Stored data
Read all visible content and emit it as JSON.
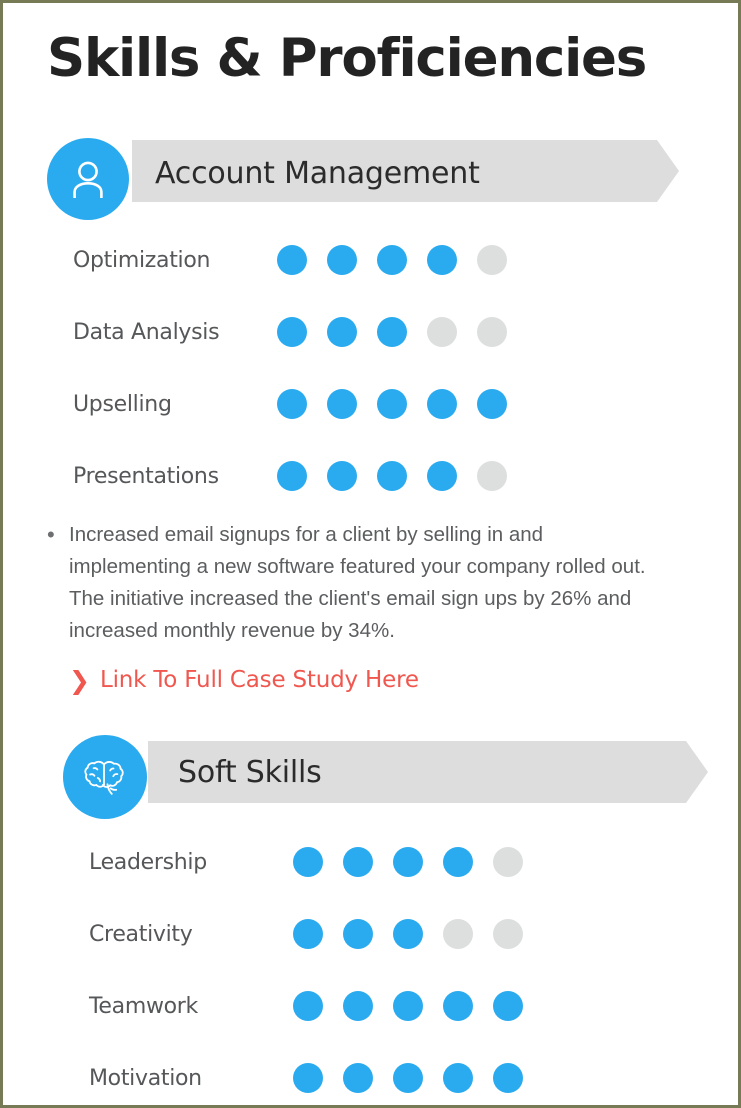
{
  "page": {
    "title": "Skills & Proficiencies",
    "accent_color": "#2aabef",
    "inactive_dot_color": "#dddede",
    "banner_color": "#dddddd",
    "link_color": "#f0574f",
    "label_color": "#555759",
    "border_color": "#767a55"
  },
  "sections": [
    {
      "id": "account-management",
      "title": "Account Management",
      "icon": "person-icon",
      "skills": [
        {
          "label": "Optimization",
          "rating": 4,
          "max": 5
        },
        {
          "label": "Data Analysis",
          "rating": 3,
          "max": 5
        },
        {
          "label": "Upselling",
          "rating": 5,
          "max": 5
        },
        {
          "label": "Presentations",
          "rating": 4,
          "max": 5
        }
      ],
      "bullets": [
        "Increased email signups for a client by selling in and implementing a new software featured your company rolled out. The initiative increased the client's email sign ups by 26% and increased monthly revenue by 34%."
      ],
      "link": {
        "text": "Link To Full Case Study Here",
        "chevron": "❯"
      }
    },
    {
      "id": "soft-skills",
      "title": "Soft Skills",
      "icon": "brain-icon",
      "skills": [
        {
          "label": "Leadership",
          "rating": 4,
          "max": 5
        },
        {
          "label": "Creativity",
          "rating": 3,
          "max": 5
        },
        {
          "label": "Teamwork",
          "rating": 5,
          "max": 5
        },
        {
          "label": "Motivation",
          "rating": 5,
          "max": 5
        }
      ]
    }
  ],
  "bullet_marker": "•"
}
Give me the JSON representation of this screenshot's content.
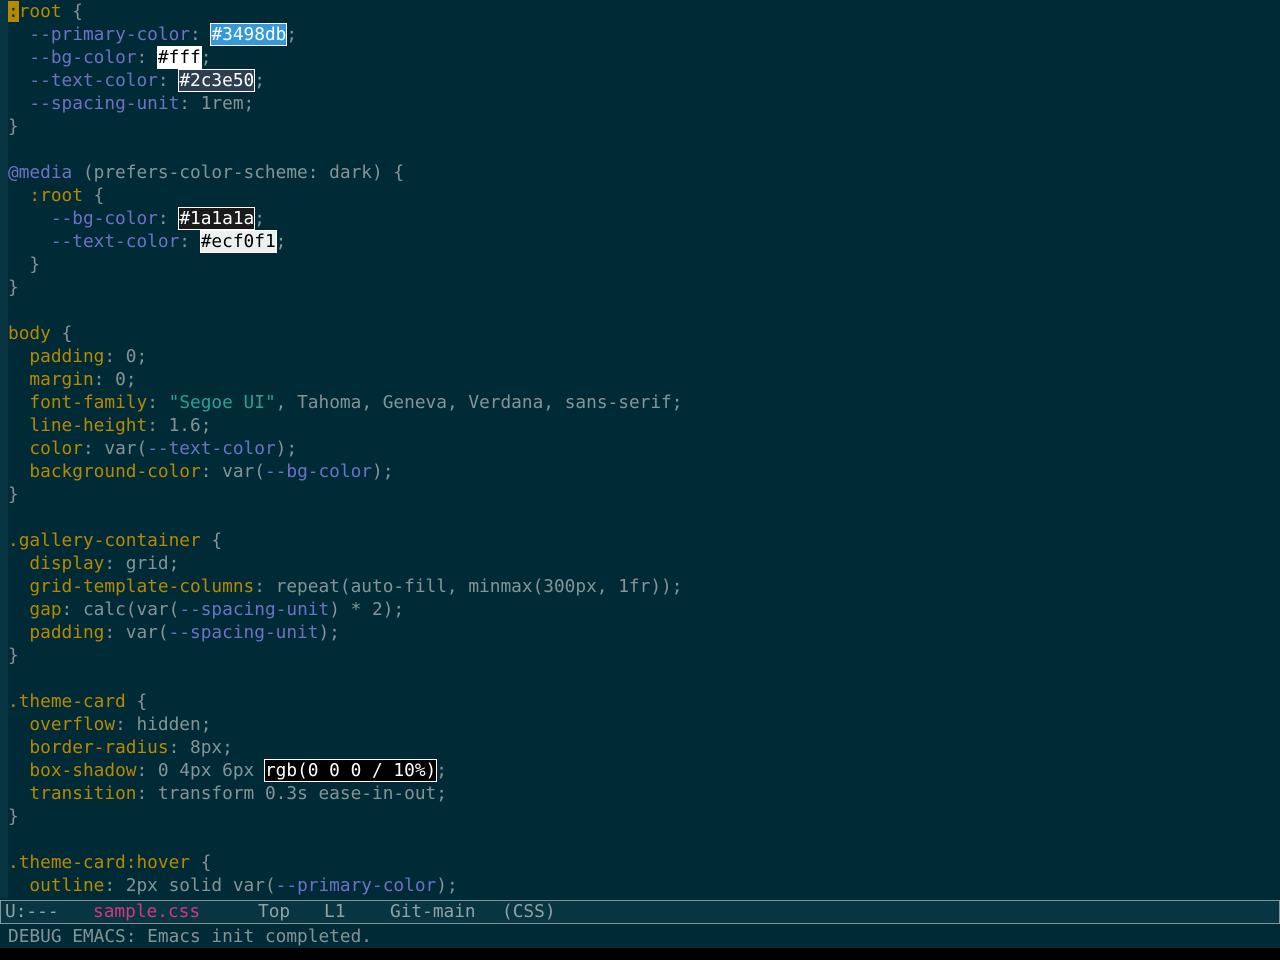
{
  "colors": {
    "background": "#002b36",
    "fringe": "#073642",
    "selector": "#b58900",
    "property": "#b58900",
    "variable": "#6c71c4",
    "string": "#2aa198",
    "plain": "#839496",
    "buffer_name": "#d33682"
  },
  "editor": {
    "lines": [
      [
        {
          "c": "cursor",
          "t": ":"
        },
        {
          "c": "sel",
          "t": "root"
        },
        {
          "c": "plain",
          "t": " {"
        }
      ],
      [
        {
          "c": "plain",
          "t": "  "
        },
        {
          "c": "var",
          "t": "--primary-color"
        },
        {
          "c": "plain",
          "t": ": "
        },
        {
          "c": "hex",
          "t": "#3498db",
          "bg": "#3498db",
          "fg": "#ffffff"
        },
        {
          "c": "plain",
          "t": ";"
        }
      ],
      [
        {
          "c": "plain",
          "t": "  "
        },
        {
          "c": "var",
          "t": "--bg-color"
        },
        {
          "c": "plain",
          "t": ": "
        },
        {
          "c": "hex",
          "t": "#fff",
          "bg": "#ffffff",
          "fg": "#000000"
        },
        {
          "c": "plain",
          "t": ";"
        }
      ],
      [
        {
          "c": "plain",
          "t": "  "
        },
        {
          "c": "var",
          "t": "--text-color"
        },
        {
          "c": "plain",
          "t": ": "
        },
        {
          "c": "hex",
          "t": "#2c3e50",
          "bg": "#2c3e50",
          "fg": "#ffffff"
        },
        {
          "c": "plain",
          "t": ";"
        }
      ],
      [
        {
          "c": "plain",
          "t": "  "
        },
        {
          "c": "var",
          "t": "--spacing-unit"
        },
        {
          "c": "plain",
          "t": ": 1rem;"
        }
      ],
      [
        {
          "c": "plain",
          "t": "}"
        }
      ],
      [
        {
          "c": "plain",
          "t": ""
        }
      ],
      [
        {
          "c": "at",
          "t": "@media"
        },
        {
          "c": "plain",
          "t": " (prefers-color-scheme: dark) {"
        }
      ],
      [
        {
          "c": "plain",
          "t": "  "
        },
        {
          "c": "sel",
          "t": ":root"
        },
        {
          "c": "plain",
          "t": " {"
        }
      ],
      [
        {
          "c": "plain",
          "t": "    "
        },
        {
          "c": "var",
          "t": "--bg-color"
        },
        {
          "c": "plain",
          "t": ": "
        },
        {
          "c": "hex",
          "t": "#1a1a1a",
          "bg": "#1a1a1a",
          "fg": "#ffffff"
        },
        {
          "c": "plain",
          "t": ";"
        }
      ],
      [
        {
          "c": "plain",
          "t": "    "
        },
        {
          "c": "var",
          "t": "--text-color"
        },
        {
          "c": "plain",
          "t": ": "
        },
        {
          "c": "hex",
          "t": "#ecf0f1",
          "bg": "#ecf0f1",
          "fg": "#000000"
        },
        {
          "c": "plain",
          "t": ";"
        }
      ],
      [
        {
          "c": "plain",
          "t": "  }"
        }
      ],
      [
        {
          "c": "plain",
          "t": "}"
        }
      ],
      [
        {
          "c": "plain",
          "t": ""
        }
      ],
      [
        {
          "c": "sel",
          "t": "body"
        },
        {
          "c": "plain",
          "t": " {"
        }
      ],
      [
        {
          "c": "plain",
          "t": "  "
        },
        {
          "c": "prop",
          "t": "padding"
        },
        {
          "c": "plain",
          "t": ": 0;"
        }
      ],
      [
        {
          "c": "plain",
          "t": "  "
        },
        {
          "c": "prop",
          "t": "margin"
        },
        {
          "c": "plain",
          "t": ": 0;"
        }
      ],
      [
        {
          "c": "plain",
          "t": "  "
        },
        {
          "c": "prop",
          "t": "font-family"
        },
        {
          "c": "plain",
          "t": ": "
        },
        {
          "c": "str",
          "t": "\"Segoe UI\""
        },
        {
          "c": "plain",
          "t": ", Tahoma, Geneva, Verdana, sans-serif;"
        }
      ],
      [
        {
          "c": "plain",
          "t": "  "
        },
        {
          "c": "prop",
          "t": "line-height"
        },
        {
          "c": "plain",
          "t": ": 1.6;"
        }
      ],
      [
        {
          "c": "plain",
          "t": "  "
        },
        {
          "c": "prop",
          "t": "color"
        },
        {
          "c": "plain",
          "t": ": var("
        },
        {
          "c": "var",
          "t": "--text-color"
        },
        {
          "c": "plain",
          "t": ");"
        }
      ],
      [
        {
          "c": "plain",
          "t": "  "
        },
        {
          "c": "prop",
          "t": "background-color"
        },
        {
          "c": "plain",
          "t": ": var("
        },
        {
          "c": "var",
          "t": "--bg-color"
        },
        {
          "c": "plain",
          "t": ");"
        }
      ],
      [
        {
          "c": "plain",
          "t": "}"
        }
      ],
      [
        {
          "c": "plain",
          "t": ""
        }
      ],
      [
        {
          "c": "sel",
          "t": ".gallery-container"
        },
        {
          "c": "plain",
          "t": " {"
        }
      ],
      [
        {
          "c": "plain",
          "t": "  "
        },
        {
          "c": "prop",
          "t": "display"
        },
        {
          "c": "plain",
          "t": ": grid;"
        }
      ],
      [
        {
          "c": "plain",
          "t": "  "
        },
        {
          "c": "prop",
          "t": "grid-template-columns"
        },
        {
          "c": "plain",
          "t": ": repeat(auto-fill, minmax(300px, 1fr));"
        }
      ],
      [
        {
          "c": "plain",
          "t": "  "
        },
        {
          "c": "prop",
          "t": "gap"
        },
        {
          "c": "plain",
          "t": ": calc(var("
        },
        {
          "c": "var",
          "t": "--spacing-unit"
        },
        {
          "c": "plain",
          "t": ") * 2);"
        }
      ],
      [
        {
          "c": "plain",
          "t": "  "
        },
        {
          "c": "prop",
          "t": "padding"
        },
        {
          "c": "plain",
          "t": ": var("
        },
        {
          "c": "var",
          "t": "--spacing-unit"
        },
        {
          "c": "plain",
          "t": ");"
        }
      ],
      [
        {
          "c": "plain",
          "t": "}"
        }
      ],
      [
        {
          "c": "plain",
          "t": ""
        }
      ],
      [
        {
          "c": "sel",
          "t": ".theme-card"
        },
        {
          "c": "plain",
          "t": " {"
        }
      ],
      [
        {
          "c": "plain",
          "t": "  "
        },
        {
          "c": "prop",
          "t": "overflow"
        },
        {
          "c": "plain",
          "t": ": hidden;"
        }
      ],
      [
        {
          "c": "plain",
          "t": "  "
        },
        {
          "c": "prop",
          "t": "border-radius"
        },
        {
          "c": "plain",
          "t": ": 8px;"
        }
      ],
      [
        {
          "c": "plain",
          "t": "  "
        },
        {
          "c": "prop",
          "t": "box-shadow"
        },
        {
          "c": "plain",
          "t": ": 0 4px 6px "
        },
        {
          "c": "hex",
          "t": "rgb(0 0 0 / 10%)",
          "bg": "#000000",
          "fg": "#ffffff"
        },
        {
          "c": "plain",
          "t": ";"
        }
      ],
      [
        {
          "c": "plain",
          "t": "  "
        },
        {
          "c": "prop",
          "t": "transition"
        },
        {
          "c": "plain",
          "t": ": transform 0.3s ease-in-out;"
        }
      ],
      [
        {
          "c": "plain",
          "t": "}"
        }
      ],
      [
        {
          "c": "plain",
          "t": ""
        }
      ],
      [
        {
          "c": "sel",
          "t": ".theme-card:hover"
        },
        {
          "c": "plain",
          "t": " {"
        }
      ],
      [
        {
          "c": "plain",
          "t": "  "
        },
        {
          "c": "prop",
          "t": "outline"
        },
        {
          "c": "plain",
          "t": ": 2px solid var("
        },
        {
          "c": "var",
          "t": "--primary-color"
        },
        {
          "c": "plain",
          "t": ");"
        }
      ]
    ]
  },
  "mode_line": {
    "status": "U:---",
    "buffer_name": "sample.css",
    "position": "Top",
    "line": "L1",
    "vc": "Git-main",
    "major_mode": "(CSS)"
  },
  "echo_area": {
    "message": "DEBUG EMACS: Emacs init completed."
  }
}
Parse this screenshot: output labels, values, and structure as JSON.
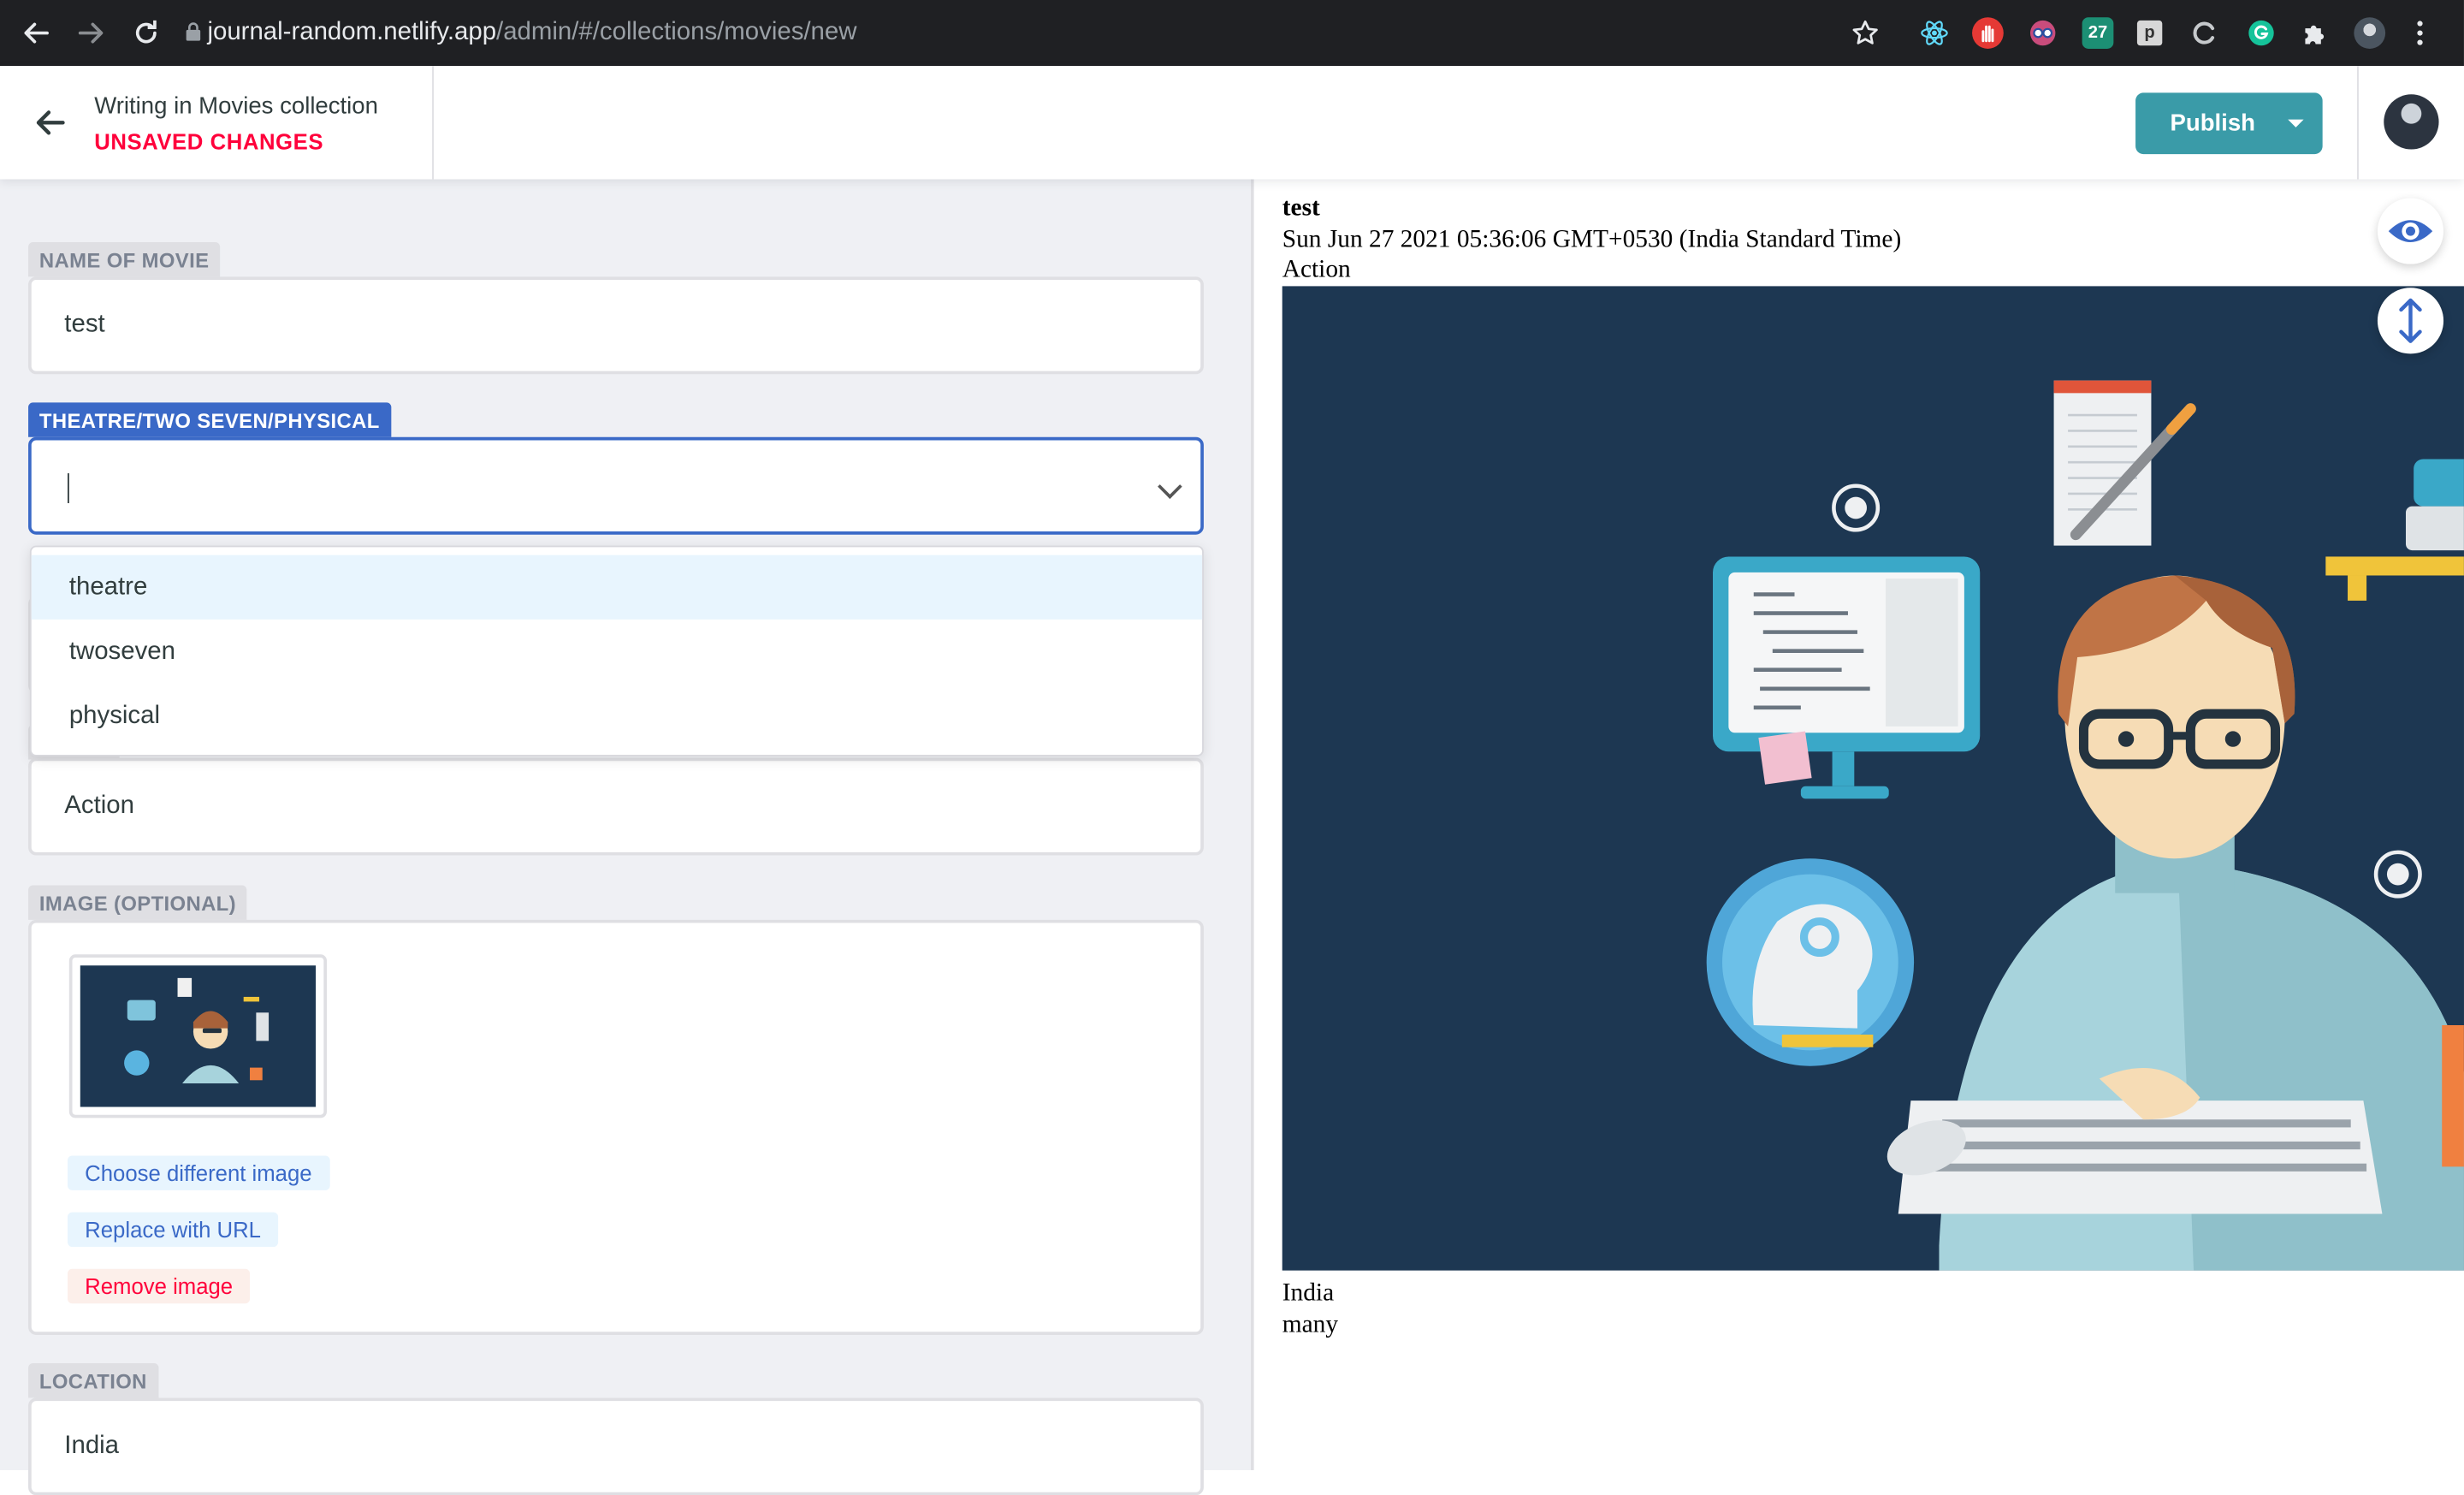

_Instructions to follow_. Collect the complete line wherever the string "content" appears in the records.

_Result_.
Read all visible content and emit it as JSON.
Give me the JSON representation of this screenshot's content.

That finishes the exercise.